### Work to do
Copy out all the records exactly.

### Provided records
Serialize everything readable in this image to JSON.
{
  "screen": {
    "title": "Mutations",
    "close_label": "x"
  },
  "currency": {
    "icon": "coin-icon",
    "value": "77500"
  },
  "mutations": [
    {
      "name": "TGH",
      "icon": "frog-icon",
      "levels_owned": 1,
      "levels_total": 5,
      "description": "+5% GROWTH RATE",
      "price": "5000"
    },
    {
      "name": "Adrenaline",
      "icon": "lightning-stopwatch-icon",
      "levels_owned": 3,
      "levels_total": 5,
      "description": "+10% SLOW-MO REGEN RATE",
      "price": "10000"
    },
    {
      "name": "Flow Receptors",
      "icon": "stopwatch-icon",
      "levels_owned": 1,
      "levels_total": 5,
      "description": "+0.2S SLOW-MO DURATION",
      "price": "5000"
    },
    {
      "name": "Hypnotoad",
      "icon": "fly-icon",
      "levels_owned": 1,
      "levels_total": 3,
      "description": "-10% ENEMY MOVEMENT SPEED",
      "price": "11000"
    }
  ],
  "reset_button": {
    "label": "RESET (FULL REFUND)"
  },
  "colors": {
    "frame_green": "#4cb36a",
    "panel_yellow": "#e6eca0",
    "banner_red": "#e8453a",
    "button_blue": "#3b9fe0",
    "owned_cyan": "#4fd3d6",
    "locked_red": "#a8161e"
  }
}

### Response for this exercise
Serialize everything readable in this image to JSON.
{
  "screen": {
    "title": "Mutations",
    "close_label": "x"
  },
  "currency": {
    "icon": "coin-icon",
    "value": "77500"
  },
  "mutations": [
    {
      "name": "TGH",
      "icon": "frog-icon",
      "levels_owned": 1,
      "levels_total": 5,
      "description": "+5% GROWTH RATE",
      "price": "5000"
    },
    {
      "name": "Adrenaline",
      "icon": "lightning-stopwatch-icon",
      "levels_owned": 3,
      "levels_total": 5,
      "description": "+10% SLOW-MO REGEN RATE",
      "price": "10000"
    },
    {
      "name": "Flow Receptors",
      "icon": "stopwatch-icon",
      "levels_owned": 1,
      "levels_total": 5,
      "description": "+0.2S SLOW-MO DURATION",
      "price": "5000"
    },
    {
      "name": "Hypnotoad",
      "icon": "fly-icon",
      "levels_owned": 1,
      "levels_total": 3,
      "description": "-10% ENEMY MOVEMENT SPEED",
      "price": "11000"
    }
  ],
  "reset_button": {
    "label": "RESET (FULL REFUND)"
  },
  "colors": {
    "frame_green": "#4cb36a",
    "panel_yellow": "#e6eca0",
    "banner_red": "#e8453a",
    "button_blue": "#3b9fe0",
    "owned_cyan": "#4fd3d6",
    "locked_red": "#a8161e"
  }
}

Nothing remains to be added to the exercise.